----- Excerpted data

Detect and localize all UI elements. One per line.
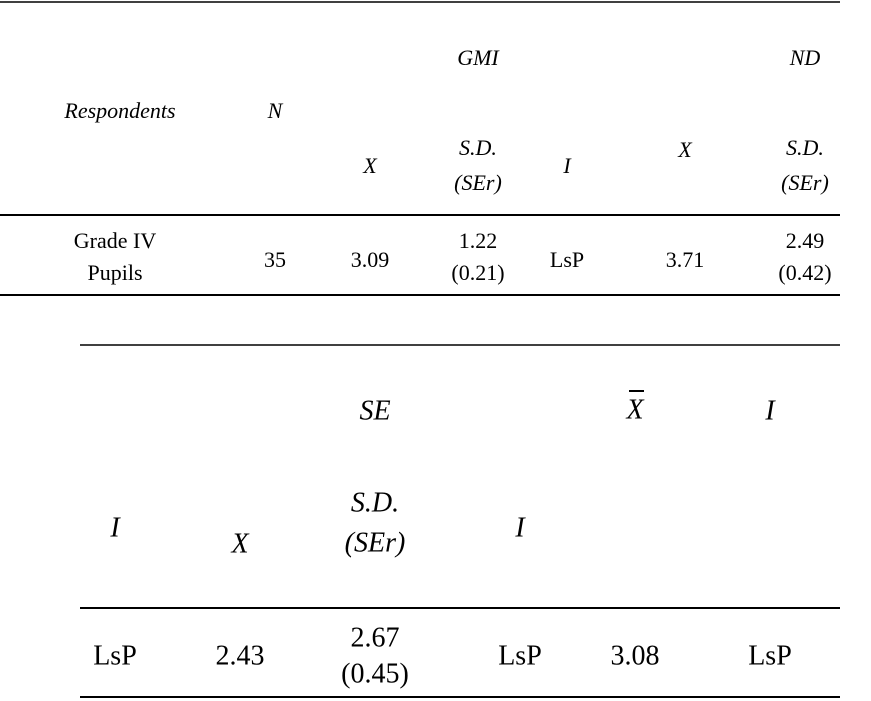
column-header: S.D. [351, 487, 399, 518]
column-header: Respondents [63, 98, 175, 123]
group-header: ND [789, 45, 821, 70]
cell: LsP [93, 640, 137, 671]
table-1: GMI ND Respondents N X S.D. (SEr) I X S.… [0, 1, 840, 296]
column-header: I [562, 153, 572, 178]
cell: 2.49 [786, 228, 825, 253]
cell: (0.45) [341, 658, 409, 689]
table-2: SE X I I X S.D. (SEr) I LsP 2.43 2.67 (0… [80, 344, 840, 698]
cell: 3.08 [611, 640, 660, 671]
column-header: S.D. [786, 135, 824, 160]
cell: (0.42) [778, 260, 831, 285]
column-header: X [362, 153, 378, 178]
column-header: (SEr) [454, 170, 502, 195]
cell: 3.09 [351, 247, 390, 272]
cell: 2.67 [351, 622, 400, 653]
cell: 3.71 [666, 247, 705, 272]
cell: LsP [550, 247, 584, 272]
group-header: SE [359, 395, 390, 426]
column-header: N [267, 98, 284, 123]
column-header: I [109, 512, 121, 543]
cell: 1.22 [459, 228, 498, 253]
column-header: (SEr) [781, 170, 829, 195]
cell: LsP [748, 640, 792, 671]
column-header: I [514, 512, 526, 543]
cell: 35 [264, 247, 286, 272]
cell: Grade IV [74, 228, 157, 253]
column-header: (SEr) [345, 527, 406, 558]
column-header: S.D. [459, 135, 497, 160]
group-header: X [625, 394, 644, 425]
column-header: X [677, 137, 693, 162]
column-header: X [230, 528, 249, 559]
cell: (0.21) [451, 260, 504, 285]
cell: LsP [498, 640, 542, 671]
cell: 2.43 [216, 640, 265, 671]
cell: Pupils [87, 260, 142, 285]
group-header: I [764, 395, 776, 426]
group-header: GMI [457, 45, 500, 70]
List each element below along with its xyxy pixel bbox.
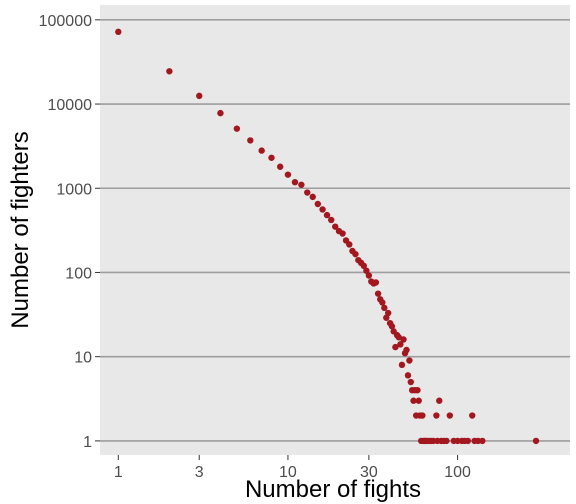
data-point [276, 163, 284, 170]
data-point [166, 68, 173, 75]
data-point [400, 336, 407, 343]
data-point [328, 216, 335, 224]
data-point [532, 437, 540, 445]
y-axis-title: Number of fighters [7, 131, 34, 328]
data-point [469, 412, 476, 419]
data-point [398, 361, 406, 369]
data-point [247, 137, 254, 144]
data-point [115, 28, 122, 36]
y-axis-ticks: 1 10 100 1000 10000 100000 [39, 13, 100, 451]
data-point [298, 181, 305, 188]
data-point [385, 309, 392, 317]
data-point [395, 334, 402, 341]
data-point [374, 290, 382, 297]
data-point [291, 179, 299, 186]
y-tick-label: 10000 [48, 97, 93, 114]
data-point [284, 171, 292, 178]
y-tick-label: 100 [65, 265, 92, 282]
data-point [372, 279, 380, 286]
data-point [365, 272, 373, 279]
data-point [410, 397, 417, 404]
data-point [381, 304, 388, 312]
data-points [115, 28, 540, 445]
gridlines [100, 19, 570, 442]
x-tick-label: 3 [195, 464, 204, 481]
data-point [323, 211, 331, 219]
data-point [415, 397, 422, 404]
data-point [446, 412, 454, 419]
data-point [233, 125, 241, 132]
x-tick-label: 30 [360, 464, 378, 481]
data-point [388, 323, 396, 330]
x-axis-title: Number of fights [245, 476, 421, 503]
y-tick-label: 10 [74, 350, 92, 367]
data-point [258, 147, 265, 154]
data-point [339, 230, 346, 237]
data-point [268, 154, 275, 161]
data-point [443, 437, 450, 445]
data-point [406, 357, 413, 364]
plot-panel [100, 5, 570, 455]
data-point [414, 386, 421, 394]
x-tick-label: 10 [279, 464, 297, 481]
data-point [379, 299, 386, 306]
y-tick-label: 1 [83, 434, 92, 451]
data-point [397, 341, 404, 348]
data-point [479, 437, 486, 445]
data-point [319, 206, 326, 213]
data-point [433, 412, 440, 419]
x-tick-label: 100 [444, 464, 471, 481]
data-point [419, 412, 426, 419]
data-point [309, 193, 316, 201]
x-axis-ticks: 1 3 10 30 100 [114, 455, 471, 481]
data-point [403, 346, 410, 354]
data-point [346, 241, 353, 248]
data-point [360, 262, 367, 269]
x-tick-label: 1 [114, 464, 123, 481]
data-point [332, 223, 339, 230]
data-point [196, 92, 203, 100]
data-point [314, 200, 322, 208]
data-point [392, 343, 399, 351]
data-point [363, 267, 370, 274]
data-point [436, 397, 443, 404]
data-point [352, 250, 359, 258]
y-tick-label: 1000 [56, 181, 92, 198]
data-point [464, 437, 472, 445]
y-tick-label: 100000 [39, 13, 92, 30]
data-point [304, 189, 311, 196]
data-point [407, 378, 414, 386]
data-point [404, 372, 412, 379]
data-point [217, 109, 224, 117]
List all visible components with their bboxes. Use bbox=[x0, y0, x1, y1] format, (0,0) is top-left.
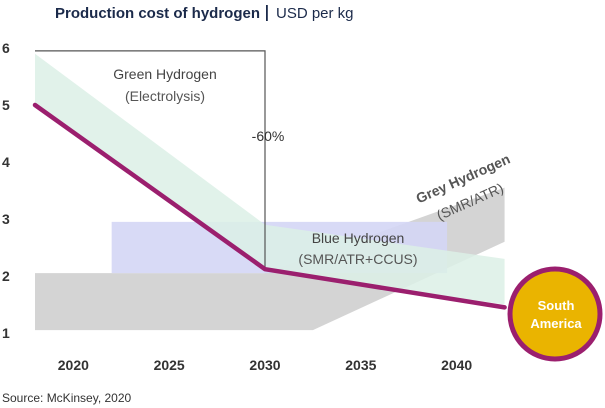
south-america-label-line1: South bbox=[538, 298, 575, 313]
title-separator bbox=[266, 5, 268, 21]
south-america-circle bbox=[507, 266, 603, 362]
reduction-bracket bbox=[35, 50, 266, 270]
x-tick-2020: 2020 bbox=[58, 357, 89, 373]
blue-hydrogen-label: Blue Hydrogen bbox=[312, 230, 405, 246]
band-grey-hydrogen bbox=[35, 187, 505, 331]
x-tick-2035: 2035 bbox=[345, 357, 376, 373]
y-tick-3: 3 bbox=[2, 211, 10, 227]
y-tick-6: 6 bbox=[2, 40, 10, 56]
green-hydrogen-sublabel: (Electrolysis) bbox=[125, 88, 205, 104]
series-line-south-america bbox=[32, 102, 507, 310]
reduction-label: -60% bbox=[252, 128, 285, 144]
green-hydrogen-label: Green Hydrogen bbox=[113, 66, 217, 82]
chart-unit: USD per kg bbox=[276, 5, 354, 22]
chart-title: Production cost of hydrogen bbox=[55, 5, 260, 22]
annotations: -60% bbox=[35, 50, 285, 270]
y-tick-2: 2 bbox=[2, 268, 10, 284]
y-tick-4: 4 bbox=[2, 154, 10, 170]
x-axis-ticks: 2020 2025 2030 2035 2040 bbox=[58, 357, 473, 373]
south-america-label-line2: America bbox=[530, 316, 582, 331]
y-tick-1: 1 bbox=[2, 325, 10, 341]
series-lines bbox=[32, 102, 507, 310]
source-note: Source: McKinsey, 2020 bbox=[2, 391, 132, 405]
south-america-marker: South America bbox=[507, 266, 603, 362]
x-tick-2030: 2030 bbox=[249, 357, 280, 373]
x-tick-2040: 2040 bbox=[441, 357, 472, 373]
blue-hydrogen-sublabel: (SMR/ATR+CCUS) bbox=[298, 251, 417, 267]
cost-bands bbox=[35, 53, 505, 331]
band-green-hydrogen bbox=[35, 53, 505, 305]
y-tick-5: 5 bbox=[2, 97, 10, 113]
x-tick-2025: 2025 bbox=[154, 357, 185, 373]
y-axis-ticks: 1 2 3 4 5 6 bbox=[2, 40, 10, 341]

----------

## [Task objective]
Please copy every line of the records above word for word, leaving out the pictures.

## [Task result]
Detect and localize all UI elements. One per line.
column-header: S.D. [351, 487, 399, 518]
column-header: Respondents [63, 98, 175, 123]
group-header: ND [789, 45, 821, 70]
cell: LsP [93, 640, 137, 671]
table-1: GMI ND Respondents N X S.D. (SEr) I X S.… [0, 1, 840, 296]
column-header: I [562, 153, 572, 178]
cell: 2.49 [786, 228, 825, 253]
cell: (0.45) [341, 658, 409, 689]
table-2: SE X I I X S.D. (SEr) I LsP 2.43 2.67 (0… [80, 344, 840, 698]
cell: 3.08 [611, 640, 660, 671]
column-header: S.D. [786, 135, 824, 160]
cell: (0.42) [778, 260, 831, 285]
column-header: X [362, 153, 378, 178]
column-header: (SEr) [454, 170, 502, 195]
cell: 3.09 [351, 247, 390, 272]
cell: 2.67 [351, 622, 400, 653]
cell: 3.71 [666, 247, 705, 272]
cell: LsP [550, 247, 584, 272]
group-header: SE [359, 395, 390, 426]
column-header: N [267, 98, 284, 123]
column-header: I [109, 512, 121, 543]
cell: 1.22 [459, 228, 498, 253]
column-header: (SEr) [781, 170, 829, 195]
cell: LsP [748, 640, 792, 671]
column-header: I [514, 512, 526, 543]
cell: 35 [264, 247, 286, 272]
cell: Grade IV [74, 228, 157, 253]
column-header: (SEr) [345, 527, 406, 558]
column-header: S.D. [459, 135, 497, 160]
group-header: X [625, 394, 644, 425]
column-header: X [677, 137, 693, 162]
column-header: X [230, 528, 249, 559]
cell: (0.21) [451, 260, 504, 285]
cell: LsP [498, 640, 542, 671]
cell: 2.43 [216, 640, 265, 671]
cell: Pupils [87, 260, 142, 285]
group-header: I [764, 395, 776, 426]
group-header: GMI [457, 45, 500, 70]
List each element below along with its xyxy pixel bbox.
data-point [276, 163, 284, 170]
data-point [166, 68, 173, 75]
data-point [400, 336, 407, 343]
data-point [328, 216, 335, 224]
data-point [532, 437, 540, 445]
y-axis-title: Number of fighters [7, 131, 34, 328]
data-point [469, 412, 476, 419]
data-point [398, 361, 406, 369]
data-point [247, 137, 254, 144]
data-point [115, 28, 122, 36]
y-axis-ticks: 1 10 100 1000 10000 100000 [39, 13, 100, 451]
data-point [298, 181, 305, 188]
data-point [385, 309, 392, 317]
data-point [395, 334, 402, 341]
data-point [374, 290, 382, 297]
data-point [291, 179, 299, 186]
y-tick-label: 10000 [48, 97, 93, 114]
data-point [284, 171, 292, 178]
y-tick-label: 100 [65, 265, 92, 282]
data-point [372, 279, 380, 286]
data-point [365, 272, 373, 279]
data-point [410, 397, 417, 404]
data-point [381, 304, 388, 312]
data-points [115, 28, 540, 445]
gridlines [100, 19, 570, 442]
x-tick-label: 3 [195, 464, 204, 481]
data-point [323, 211, 331, 219]
data-point [415, 397, 422, 404]
data-point [446, 412, 454, 419]
data-point [233, 125, 241, 132]
x-tick-label: 30 [360, 464, 378, 481]
data-point [388, 323, 396, 330]
x-axis-title: Number of fights [245, 476, 421, 503]
y-tick-label: 10 [74, 350, 92, 367]
data-point [258, 147, 265, 154]
data-point [339, 230, 346, 237]
data-point [268, 154, 275, 161]
data-point [443, 437, 450, 445]
data-point [406, 357, 413, 364]
plot-panel [100, 5, 570, 455]
data-point [414, 386, 421, 394]
x-tick-label: 10 [279, 464, 297, 481]
data-point [379, 299, 386, 306]
y-tick-label: 1 [83, 434, 92, 451]
data-point [397, 341, 404, 348]
data-point [479, 437, 486, 445]
data-point [319, 206, 326, 213]
data-point [433, 412, 440, 419]
x-tick-label: 100 [444, 464, 471, 481]
data-point [419, 412, 426, 419]
data-point [309, 193, 316, 201]
x-axis-ticks: 1 3 10 30 100 [114, 455, 471, 481]
data-point [403, 346, 410, 354]
data-point [346, 241, 353, 248]
data-point [360, 262, 367, 269]
x-tick-label: 1 [114, 464, 123, 481]
data-point [332, 223, 339, 230]
data-point [196, 92, 203, 100]
data-point [314, 200, 322, 208]
data-point [392, 343, 399, 351]
data-point [363, 267, 370, 274]
data-point [436, 397, 443, 404]
data-point [352, 250, 359, 258]
y-tick-label: 1000 [56, 181, 92, 198]
data-point [464, 437, 472, 445]
y-tick-label: 100000 [39, 13, 92, 30]
data-point [304, 189, 311, 196]
data-point [407, 378, 414, 386]
data-point [404, 372, 412, 379]
data-point [217, 109, 224, 117]
List all visible components with their bboxes. Use bbox=[x0, y0, x1, y1] format, (0,0) is top-left.
south-america-label-line1: South bbox=[538, 298, 575, 313]
title-separator bbox=[266, 5, 268, 21]
south-america-circle bbox=[507, 266, 603, 362]
reduction-bracket bbox=[35, 50, 266, 270]
x-tick-2020: 2020 bbox=[58, 357, 89, 373]
blue-hydrogen-label: Blue Hydrogen bbox=[312, 230, 405, 246]
band-grey-hydrogen bbox=[35, 187, 505, 331]
x-tick-2035: 2035 bbox=[345, 357, 376, 373]
y-tick-3: 3 bbox=[2, 211, 10, 227]
y-tick-6: 6 bbox=[2, 40, 10, 56]
green-hydrogen-sublabel: (Electrolysis) bbox=[125, 88, 205, 104]
series-line-south-america bbox=[32, 102, 507, 310]
reduction-label: -60% bbox=[252, 128, 285, 144]
green-hydrogen-label: Green Hydrogen bbox=[113, 66, 217, 82]
chart-unit: USD per kg bbox=[276, 5, 354, 22]
chart-title: Production cost of hydrogen bbox=[55, 5, 260, 22]
annotations: -60% bbox=[35, 50, 285, 270]
y-tick-2: 2 bbox=[2, 268, 10, 284]
y-tick-4: 4 bbox=[2, 154, 10, 170]
x-axis-ticks: 2020 2025 2030 2035 2040 bbox=[58, 357, 473, 373]
south-america-label-line2: America bbox=[530, 316, 582, 331]
y-tick-1: 1 bbox=[2, 325, 10, 341]
series-lines bbox=[32, 102, 507, 310]
source-note: Source: McKinsey, 2020 bbox=[2, 391, 132, 405]
south-america-marker: South America bbox=[507, 266, 603, 362]
x-tick-2030: 2030 bbox=[249, 357, 280, 373]
x-tick-2040: 2040 bbox=[441, 357, 472, 373]
blue-hydrogen-sublabel: (SMR/ATR+CCUS) bbox=[298, 251, 417, 267]
cost-bands bbox=[35, 53, 505, 331]
band-green-hydrogen bbox=[35, 53, 505, 305]
y-tick-5: 5 bbox=[2, 97, 10, 113]
x-tick-2025: 2025 bbox=[154, 357, 185, 373]
y-axis-ticks: 1 2 3 4 5 6 bbox=[2, 40, 10, 341]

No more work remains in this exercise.